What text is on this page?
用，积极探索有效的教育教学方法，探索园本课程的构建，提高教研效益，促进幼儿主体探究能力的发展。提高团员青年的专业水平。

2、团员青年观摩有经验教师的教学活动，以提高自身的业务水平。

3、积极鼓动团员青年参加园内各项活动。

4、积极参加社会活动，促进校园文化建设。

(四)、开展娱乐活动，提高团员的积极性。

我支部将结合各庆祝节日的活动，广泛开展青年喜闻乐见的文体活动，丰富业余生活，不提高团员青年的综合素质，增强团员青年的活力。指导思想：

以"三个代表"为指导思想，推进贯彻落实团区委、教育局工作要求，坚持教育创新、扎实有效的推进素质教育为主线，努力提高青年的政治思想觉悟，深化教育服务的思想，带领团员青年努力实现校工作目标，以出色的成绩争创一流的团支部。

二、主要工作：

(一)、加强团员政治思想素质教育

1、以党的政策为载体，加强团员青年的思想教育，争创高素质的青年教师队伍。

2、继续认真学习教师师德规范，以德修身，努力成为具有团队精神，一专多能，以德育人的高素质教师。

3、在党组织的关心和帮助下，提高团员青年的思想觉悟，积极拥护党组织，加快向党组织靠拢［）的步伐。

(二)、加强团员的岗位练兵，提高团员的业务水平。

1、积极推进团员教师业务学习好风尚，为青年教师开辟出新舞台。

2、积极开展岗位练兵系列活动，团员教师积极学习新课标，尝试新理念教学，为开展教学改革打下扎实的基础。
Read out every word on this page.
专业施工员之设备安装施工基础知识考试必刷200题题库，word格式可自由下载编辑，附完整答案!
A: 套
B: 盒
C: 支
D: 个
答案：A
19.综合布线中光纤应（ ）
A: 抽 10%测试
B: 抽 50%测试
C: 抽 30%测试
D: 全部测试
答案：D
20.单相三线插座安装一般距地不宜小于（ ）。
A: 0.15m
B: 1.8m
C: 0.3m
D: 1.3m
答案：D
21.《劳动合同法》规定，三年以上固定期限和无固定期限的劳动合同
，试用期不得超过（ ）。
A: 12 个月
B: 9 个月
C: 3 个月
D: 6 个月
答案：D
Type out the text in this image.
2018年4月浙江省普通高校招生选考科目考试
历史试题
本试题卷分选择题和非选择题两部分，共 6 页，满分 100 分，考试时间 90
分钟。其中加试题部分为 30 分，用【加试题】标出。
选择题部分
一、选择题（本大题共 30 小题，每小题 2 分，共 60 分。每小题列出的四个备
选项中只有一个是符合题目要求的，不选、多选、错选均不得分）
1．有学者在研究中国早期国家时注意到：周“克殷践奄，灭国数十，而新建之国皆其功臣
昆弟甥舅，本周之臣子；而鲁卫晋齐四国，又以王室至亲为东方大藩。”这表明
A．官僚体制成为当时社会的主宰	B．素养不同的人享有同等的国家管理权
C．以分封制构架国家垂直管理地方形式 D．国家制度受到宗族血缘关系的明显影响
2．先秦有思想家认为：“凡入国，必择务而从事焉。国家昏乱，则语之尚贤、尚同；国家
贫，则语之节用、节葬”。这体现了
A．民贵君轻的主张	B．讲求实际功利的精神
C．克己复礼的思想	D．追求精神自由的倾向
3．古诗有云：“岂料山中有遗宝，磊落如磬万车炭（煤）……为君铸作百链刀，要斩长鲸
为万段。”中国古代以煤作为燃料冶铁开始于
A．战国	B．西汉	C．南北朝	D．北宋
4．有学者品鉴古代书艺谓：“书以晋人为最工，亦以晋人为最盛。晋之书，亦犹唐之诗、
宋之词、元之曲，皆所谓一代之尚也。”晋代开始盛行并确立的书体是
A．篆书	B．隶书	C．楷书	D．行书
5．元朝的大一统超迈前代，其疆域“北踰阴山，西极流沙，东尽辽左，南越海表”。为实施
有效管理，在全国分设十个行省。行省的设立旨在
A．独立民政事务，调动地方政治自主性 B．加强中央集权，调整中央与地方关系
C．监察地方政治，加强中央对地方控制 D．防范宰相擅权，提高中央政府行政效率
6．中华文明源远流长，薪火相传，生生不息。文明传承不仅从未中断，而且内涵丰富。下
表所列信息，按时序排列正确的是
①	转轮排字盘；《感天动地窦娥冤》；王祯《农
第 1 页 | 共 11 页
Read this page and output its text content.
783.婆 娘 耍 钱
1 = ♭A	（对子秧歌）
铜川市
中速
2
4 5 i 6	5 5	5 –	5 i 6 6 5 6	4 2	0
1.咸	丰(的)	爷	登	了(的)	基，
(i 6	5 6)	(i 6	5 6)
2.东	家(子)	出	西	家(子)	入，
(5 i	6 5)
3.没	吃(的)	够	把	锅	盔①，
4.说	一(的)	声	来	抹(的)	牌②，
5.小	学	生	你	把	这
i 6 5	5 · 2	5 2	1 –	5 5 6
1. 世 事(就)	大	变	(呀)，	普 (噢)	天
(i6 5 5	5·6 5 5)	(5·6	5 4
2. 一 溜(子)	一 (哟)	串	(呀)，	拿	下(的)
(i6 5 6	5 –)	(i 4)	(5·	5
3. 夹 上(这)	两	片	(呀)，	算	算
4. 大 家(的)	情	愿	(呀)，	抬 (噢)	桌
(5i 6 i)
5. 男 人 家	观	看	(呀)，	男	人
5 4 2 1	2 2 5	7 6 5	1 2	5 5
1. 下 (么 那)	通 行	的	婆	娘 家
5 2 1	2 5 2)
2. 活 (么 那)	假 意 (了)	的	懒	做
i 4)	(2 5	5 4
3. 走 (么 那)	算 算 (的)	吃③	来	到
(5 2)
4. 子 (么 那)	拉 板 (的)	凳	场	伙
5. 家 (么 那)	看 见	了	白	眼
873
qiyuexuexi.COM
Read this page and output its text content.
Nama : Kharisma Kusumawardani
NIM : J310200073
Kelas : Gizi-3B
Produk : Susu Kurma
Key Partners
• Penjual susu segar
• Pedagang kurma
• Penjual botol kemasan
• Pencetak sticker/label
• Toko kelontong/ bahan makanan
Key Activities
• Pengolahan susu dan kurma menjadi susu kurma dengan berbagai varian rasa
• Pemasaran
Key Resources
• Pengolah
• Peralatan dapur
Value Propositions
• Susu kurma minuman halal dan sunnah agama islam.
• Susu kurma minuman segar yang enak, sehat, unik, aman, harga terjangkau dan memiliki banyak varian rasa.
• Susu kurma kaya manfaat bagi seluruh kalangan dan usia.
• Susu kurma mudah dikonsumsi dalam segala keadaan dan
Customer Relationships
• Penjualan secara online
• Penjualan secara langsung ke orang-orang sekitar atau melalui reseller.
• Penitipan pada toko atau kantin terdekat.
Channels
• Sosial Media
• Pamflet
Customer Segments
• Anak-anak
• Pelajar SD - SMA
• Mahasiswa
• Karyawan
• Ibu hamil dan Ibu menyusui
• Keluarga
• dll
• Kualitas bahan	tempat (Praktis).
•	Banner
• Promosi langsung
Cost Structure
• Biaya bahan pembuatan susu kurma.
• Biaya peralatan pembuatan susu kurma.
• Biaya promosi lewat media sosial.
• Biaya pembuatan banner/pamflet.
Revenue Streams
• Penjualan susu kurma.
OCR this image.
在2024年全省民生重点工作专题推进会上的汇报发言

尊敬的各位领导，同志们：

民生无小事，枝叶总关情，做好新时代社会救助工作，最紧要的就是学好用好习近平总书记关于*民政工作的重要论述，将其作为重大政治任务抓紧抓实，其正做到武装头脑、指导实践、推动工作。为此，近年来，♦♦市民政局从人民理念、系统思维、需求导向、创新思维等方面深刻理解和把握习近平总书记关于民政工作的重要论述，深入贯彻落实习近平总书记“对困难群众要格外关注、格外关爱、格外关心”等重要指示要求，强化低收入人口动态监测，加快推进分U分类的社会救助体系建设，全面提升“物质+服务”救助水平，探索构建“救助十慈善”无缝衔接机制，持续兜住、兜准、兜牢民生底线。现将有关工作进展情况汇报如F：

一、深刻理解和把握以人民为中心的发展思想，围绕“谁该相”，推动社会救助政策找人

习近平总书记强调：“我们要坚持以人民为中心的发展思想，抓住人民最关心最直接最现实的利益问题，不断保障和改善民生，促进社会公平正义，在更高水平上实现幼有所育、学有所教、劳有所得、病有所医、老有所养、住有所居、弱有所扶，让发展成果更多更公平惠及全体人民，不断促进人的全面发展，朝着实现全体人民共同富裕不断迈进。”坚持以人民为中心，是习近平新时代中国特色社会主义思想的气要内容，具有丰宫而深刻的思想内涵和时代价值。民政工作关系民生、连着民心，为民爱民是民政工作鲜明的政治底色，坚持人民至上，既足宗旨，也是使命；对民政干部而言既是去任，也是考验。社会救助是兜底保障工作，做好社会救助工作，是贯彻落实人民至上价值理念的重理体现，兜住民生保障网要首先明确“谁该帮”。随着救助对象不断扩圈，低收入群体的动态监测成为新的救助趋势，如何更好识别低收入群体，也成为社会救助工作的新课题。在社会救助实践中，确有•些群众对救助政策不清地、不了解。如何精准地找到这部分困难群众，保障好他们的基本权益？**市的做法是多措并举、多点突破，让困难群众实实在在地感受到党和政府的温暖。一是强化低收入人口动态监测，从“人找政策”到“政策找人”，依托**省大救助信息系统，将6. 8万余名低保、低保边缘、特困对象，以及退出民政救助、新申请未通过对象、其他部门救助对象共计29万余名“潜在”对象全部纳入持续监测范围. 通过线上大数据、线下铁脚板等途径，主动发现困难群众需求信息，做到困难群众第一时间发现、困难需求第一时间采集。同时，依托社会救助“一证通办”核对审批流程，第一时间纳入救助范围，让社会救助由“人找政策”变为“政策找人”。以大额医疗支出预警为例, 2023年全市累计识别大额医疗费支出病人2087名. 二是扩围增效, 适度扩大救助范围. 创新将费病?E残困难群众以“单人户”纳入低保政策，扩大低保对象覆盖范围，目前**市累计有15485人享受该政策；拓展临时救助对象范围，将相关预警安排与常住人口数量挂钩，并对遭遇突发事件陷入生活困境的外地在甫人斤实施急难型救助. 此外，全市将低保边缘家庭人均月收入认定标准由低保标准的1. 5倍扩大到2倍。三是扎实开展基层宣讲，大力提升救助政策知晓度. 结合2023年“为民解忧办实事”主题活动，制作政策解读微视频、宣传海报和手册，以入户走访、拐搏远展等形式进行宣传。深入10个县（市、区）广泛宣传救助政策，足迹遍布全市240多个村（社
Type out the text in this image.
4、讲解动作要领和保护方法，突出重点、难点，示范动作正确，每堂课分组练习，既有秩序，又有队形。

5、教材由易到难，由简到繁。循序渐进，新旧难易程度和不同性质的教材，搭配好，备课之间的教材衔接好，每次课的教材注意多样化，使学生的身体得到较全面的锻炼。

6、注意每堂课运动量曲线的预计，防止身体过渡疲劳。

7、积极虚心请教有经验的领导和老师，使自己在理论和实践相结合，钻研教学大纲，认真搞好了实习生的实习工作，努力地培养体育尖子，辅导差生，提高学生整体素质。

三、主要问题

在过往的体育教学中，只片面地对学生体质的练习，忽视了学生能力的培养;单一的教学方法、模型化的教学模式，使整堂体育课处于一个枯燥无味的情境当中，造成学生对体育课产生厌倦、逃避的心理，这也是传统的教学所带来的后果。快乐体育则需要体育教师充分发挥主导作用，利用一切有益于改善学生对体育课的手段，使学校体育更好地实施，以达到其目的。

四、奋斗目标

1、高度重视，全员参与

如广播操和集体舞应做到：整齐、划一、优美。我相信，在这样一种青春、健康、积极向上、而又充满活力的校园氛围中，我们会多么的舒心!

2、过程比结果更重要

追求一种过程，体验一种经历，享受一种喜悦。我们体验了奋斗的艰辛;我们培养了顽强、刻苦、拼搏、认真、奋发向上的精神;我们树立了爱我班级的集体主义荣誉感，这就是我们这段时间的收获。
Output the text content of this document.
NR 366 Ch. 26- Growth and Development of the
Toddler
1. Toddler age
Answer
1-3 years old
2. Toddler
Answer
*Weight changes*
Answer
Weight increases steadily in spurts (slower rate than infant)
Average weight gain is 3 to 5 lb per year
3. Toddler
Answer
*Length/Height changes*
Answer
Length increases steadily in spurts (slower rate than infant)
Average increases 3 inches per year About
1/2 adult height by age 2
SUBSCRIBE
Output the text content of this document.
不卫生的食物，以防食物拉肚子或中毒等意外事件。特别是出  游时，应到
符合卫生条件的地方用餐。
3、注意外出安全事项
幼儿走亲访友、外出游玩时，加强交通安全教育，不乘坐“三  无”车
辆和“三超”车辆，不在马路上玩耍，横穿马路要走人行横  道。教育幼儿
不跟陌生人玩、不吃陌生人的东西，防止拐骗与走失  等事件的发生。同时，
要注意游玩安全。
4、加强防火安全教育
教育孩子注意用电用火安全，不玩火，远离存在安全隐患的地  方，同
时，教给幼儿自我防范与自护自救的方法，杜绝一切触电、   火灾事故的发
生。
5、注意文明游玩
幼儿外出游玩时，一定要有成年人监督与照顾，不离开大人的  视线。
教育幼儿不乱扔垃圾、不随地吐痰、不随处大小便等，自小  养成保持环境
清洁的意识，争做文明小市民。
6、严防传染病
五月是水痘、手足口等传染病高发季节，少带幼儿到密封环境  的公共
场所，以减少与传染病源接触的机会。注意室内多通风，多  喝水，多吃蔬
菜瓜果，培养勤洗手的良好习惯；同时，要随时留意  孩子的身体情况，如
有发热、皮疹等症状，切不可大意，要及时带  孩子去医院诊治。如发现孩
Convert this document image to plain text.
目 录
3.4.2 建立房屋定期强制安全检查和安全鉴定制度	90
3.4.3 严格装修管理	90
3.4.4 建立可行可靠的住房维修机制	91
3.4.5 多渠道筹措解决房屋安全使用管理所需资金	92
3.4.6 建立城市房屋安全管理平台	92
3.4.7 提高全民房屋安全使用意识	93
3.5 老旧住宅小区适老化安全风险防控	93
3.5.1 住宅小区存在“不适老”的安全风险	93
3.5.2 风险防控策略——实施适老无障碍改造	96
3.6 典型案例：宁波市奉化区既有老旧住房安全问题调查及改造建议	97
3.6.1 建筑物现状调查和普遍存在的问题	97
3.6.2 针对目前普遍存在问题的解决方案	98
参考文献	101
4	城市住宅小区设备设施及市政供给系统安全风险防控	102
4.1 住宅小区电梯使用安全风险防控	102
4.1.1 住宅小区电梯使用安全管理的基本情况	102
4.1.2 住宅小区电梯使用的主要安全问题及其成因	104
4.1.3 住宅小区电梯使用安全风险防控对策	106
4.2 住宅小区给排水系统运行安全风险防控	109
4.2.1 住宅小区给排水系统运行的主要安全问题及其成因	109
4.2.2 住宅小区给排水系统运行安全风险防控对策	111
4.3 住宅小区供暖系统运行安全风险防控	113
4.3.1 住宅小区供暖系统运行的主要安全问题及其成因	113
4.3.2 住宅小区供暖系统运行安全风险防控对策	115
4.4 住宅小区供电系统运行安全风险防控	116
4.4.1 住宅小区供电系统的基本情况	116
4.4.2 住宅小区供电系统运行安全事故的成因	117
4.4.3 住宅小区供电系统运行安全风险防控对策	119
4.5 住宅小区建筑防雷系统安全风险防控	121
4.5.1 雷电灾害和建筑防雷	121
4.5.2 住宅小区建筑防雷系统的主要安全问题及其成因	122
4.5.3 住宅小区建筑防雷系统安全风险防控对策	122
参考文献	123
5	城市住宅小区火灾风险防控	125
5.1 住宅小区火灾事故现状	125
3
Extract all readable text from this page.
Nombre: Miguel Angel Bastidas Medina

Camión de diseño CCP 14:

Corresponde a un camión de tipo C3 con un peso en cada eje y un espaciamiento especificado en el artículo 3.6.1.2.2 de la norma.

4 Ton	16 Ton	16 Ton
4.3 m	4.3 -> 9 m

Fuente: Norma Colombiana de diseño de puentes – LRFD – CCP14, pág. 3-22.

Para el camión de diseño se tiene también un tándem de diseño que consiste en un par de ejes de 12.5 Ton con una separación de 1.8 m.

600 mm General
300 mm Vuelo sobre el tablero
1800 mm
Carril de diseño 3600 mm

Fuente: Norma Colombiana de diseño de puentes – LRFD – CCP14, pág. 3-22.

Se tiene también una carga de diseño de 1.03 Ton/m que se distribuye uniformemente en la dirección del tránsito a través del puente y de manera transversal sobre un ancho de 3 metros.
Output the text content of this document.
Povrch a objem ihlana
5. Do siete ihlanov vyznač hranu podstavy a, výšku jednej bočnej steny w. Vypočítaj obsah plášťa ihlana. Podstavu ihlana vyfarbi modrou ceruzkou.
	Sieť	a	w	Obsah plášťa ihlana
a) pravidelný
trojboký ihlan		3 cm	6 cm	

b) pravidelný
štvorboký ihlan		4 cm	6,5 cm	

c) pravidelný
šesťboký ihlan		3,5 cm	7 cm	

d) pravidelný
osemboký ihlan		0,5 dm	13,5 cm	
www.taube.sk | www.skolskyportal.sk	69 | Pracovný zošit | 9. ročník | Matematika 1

####

■ **Task brief**:
Filter the listing above for the string "langsung" and copy every matching line.

■ **Written answer**:
• Penjualan secara langsung ke orang-orang sekitar atau melalui reseller.
• Promosi langsung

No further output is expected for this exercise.